> [Task]: Work out how many lines of the listing hold "Öğrencilerin", then state only that count.

> [Record list]:
Begin

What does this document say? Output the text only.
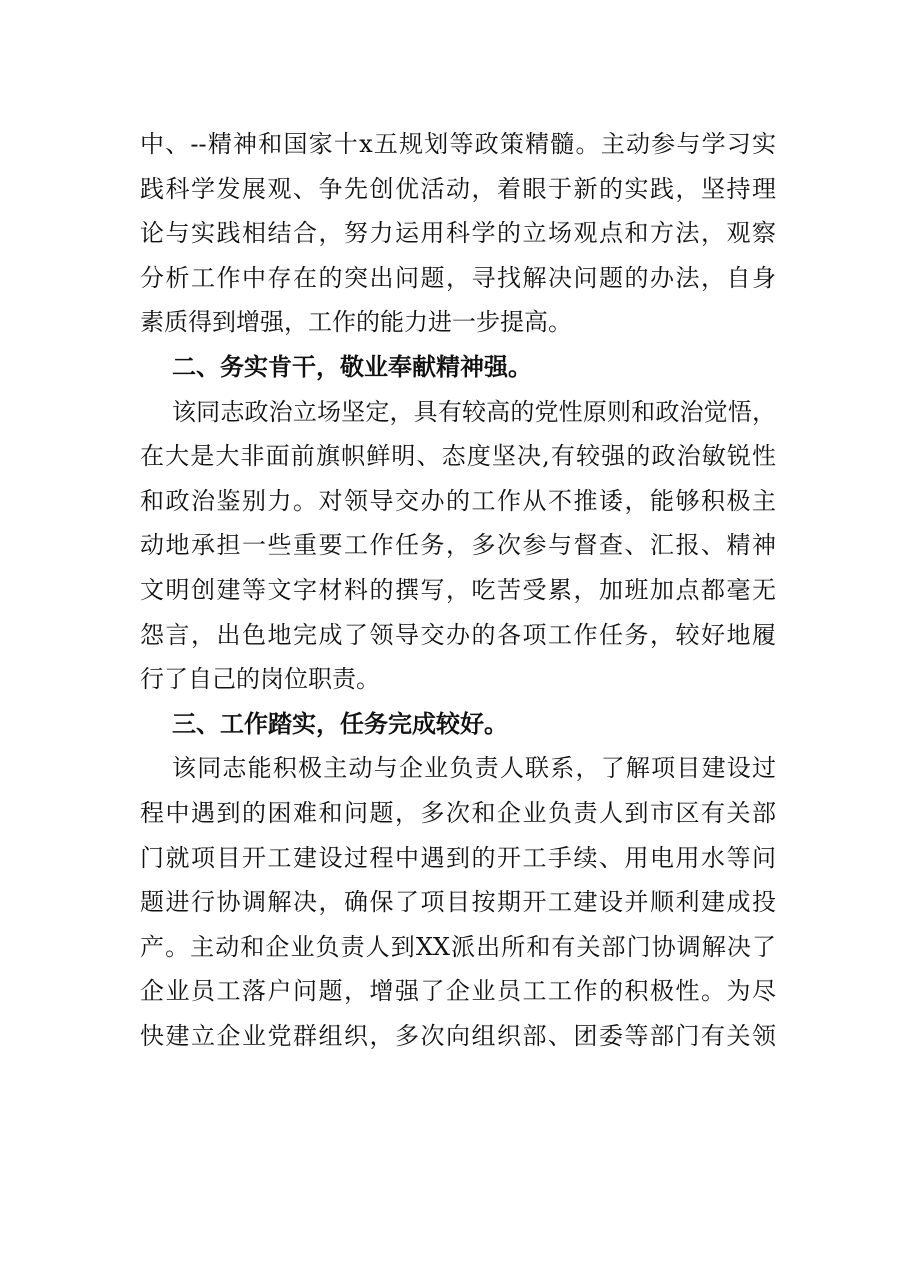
中、--精神和国家十x五规划等政策精髓。主动参与学习实
践科学发展观、争先创优活动，着眼于新的实践，坚持理
论与实践相结合，努力运用科学的立场观点和方法，观察
分析工作中存在的突出问题，寻找解决问题的办法，自身
素质得到增强，工作的能力进一步提高。
二、务实肯干，敬业奉献精神强。
该同志政治立场坚定，具有较高的党性原则和政治觉悟，
在大是大非面前旗帜鲜明、态度坚决,有较强的政治敏锐性
和政治鉴别力。对领导交办的工作从不推诿，能够积极主
动地承担一些重要工作任务，多次参与督查、汇报、精神
文明创建等文字材料的撰写，吃苦受累，加班加点都毫无
怨言，出色地完成了领导交办的各项工作任务，较好地履
行了自己的岗位职责。
三、工作踏实，任务完成较好。
该同志能积极主动与企业负责人联系，了解项目建设过
程中遇到的困难和问题，多次和企业负责人到市区有关部
门就项目开工建设过程中遇到的开工手续、用电用水等问
题进行协调解决，确保了项目按期开工建设并顺利建成投
产。主动和企业负责人到XX派出所和有关部门协调解决了
企业员工落户问题，增强了企业员工工作的积极性。为尽
快建立企业党群组织，多次向组织部、团委等部门有关领
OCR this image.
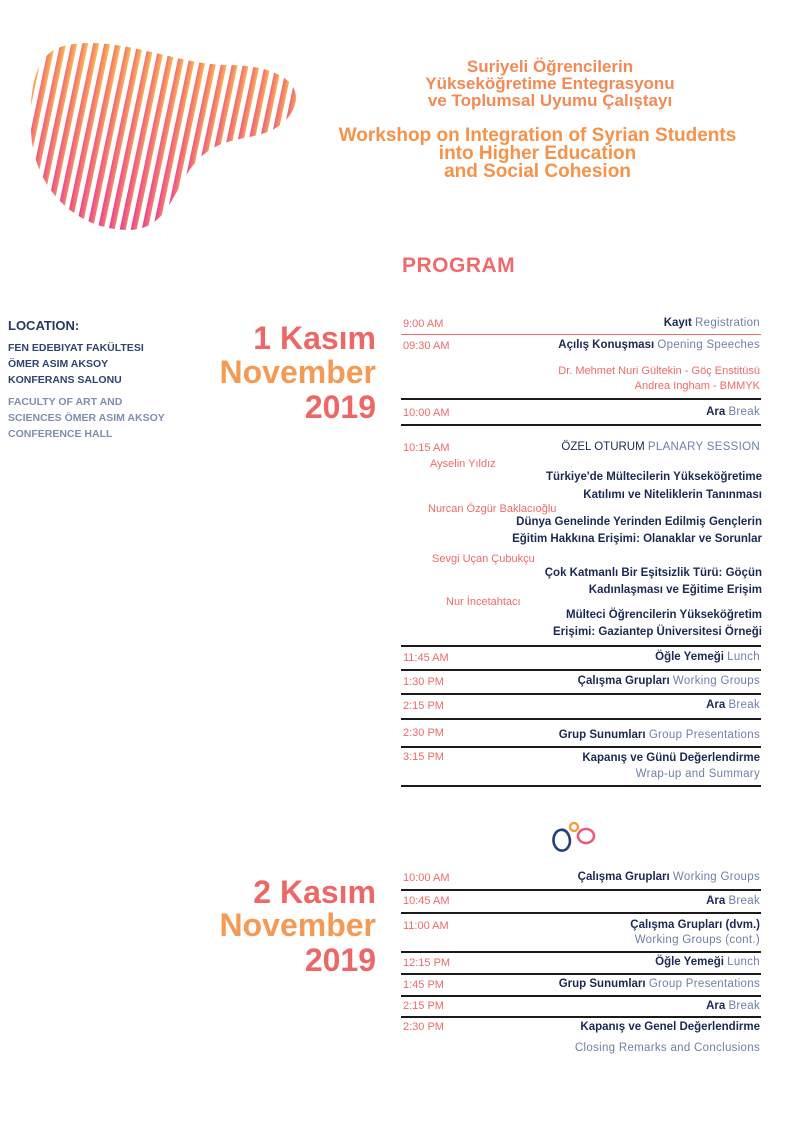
Suriyeli Öğrencilerin
Yükseköğretime Entegrasyonu
ve Toplumsal Uyumu Çalıştayı
Workshop on Integration of Syrian Students
into Higher Education
and Social Cohesion
PROGRAM
LOCATION:
FEN EDEBIYAT FAKÜLTESI
ÖMER ASIM AKSOY
KONFERANS SALONU
FACULTY OF ART AND
SCIENCES ÖMER ASIM AKSOY
CONFERENCE HALL
1 Kasım
November
2019
9:00 AM	Kayıt Registration
09:30 AM	Açılış Konuşması Opening Speeches
Dr. Mehmet Nuri Gültekin - Göç Enstitüsü
Andrea Ingham - BMMYK
10:00 AM	Ara Break
10:15 AM	ÖZEL OTURUM PLANARY SESSION
Ayselin Yıldız
Türkiye'de Mültecilerin Yükseköğretime
Katılımı ve Niteliklerin Tanınması
Nurcan Özgür Baklacıoğlu
Dünya Genelinde Yerinden Edilmiş Gençlerin
Eğitim Hakkına Erişimi: Olanaklar ve Sorunlar
Sevgi Uçan Çubukçu
Çok Katmanlı Bir Eşitsizlik Türü: Göçün
Kadınlaşması ve Eğitime Erişim
Nur İncetahtacı
Mülteci Öğrencilerin Yükseköğretim
Erişimi: Gaziantep Üniversitesi Örneği
11:45 AM	Öğle Yemeği Lunch
1:30 PM	Çalışma Grupları Working Groups
2:15 PM	Ara Break
2:30 PM	Grup Sunumları Group Presentations
3:15 PM	Kapanış ve Günü Değerlendirme
Wrap-up and Summary
2 Kasım
November
2019
10:00 AM	Çalışma Grupları Working Groups
10:45 AM	Ara Break
11:00 AM	Çalışma Grupları (dvm.)
Working Groups (cont.)
12:15 PM	Öğle Yemeği Lunch
1:45 PM	Grup Sunumları Group Presentations
2:15 PM	Ara Break
2:30 PM	Kapanış ve Genel Değerlendirme
Closing Remarks and Conclusions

End

> [Solved problem]: 2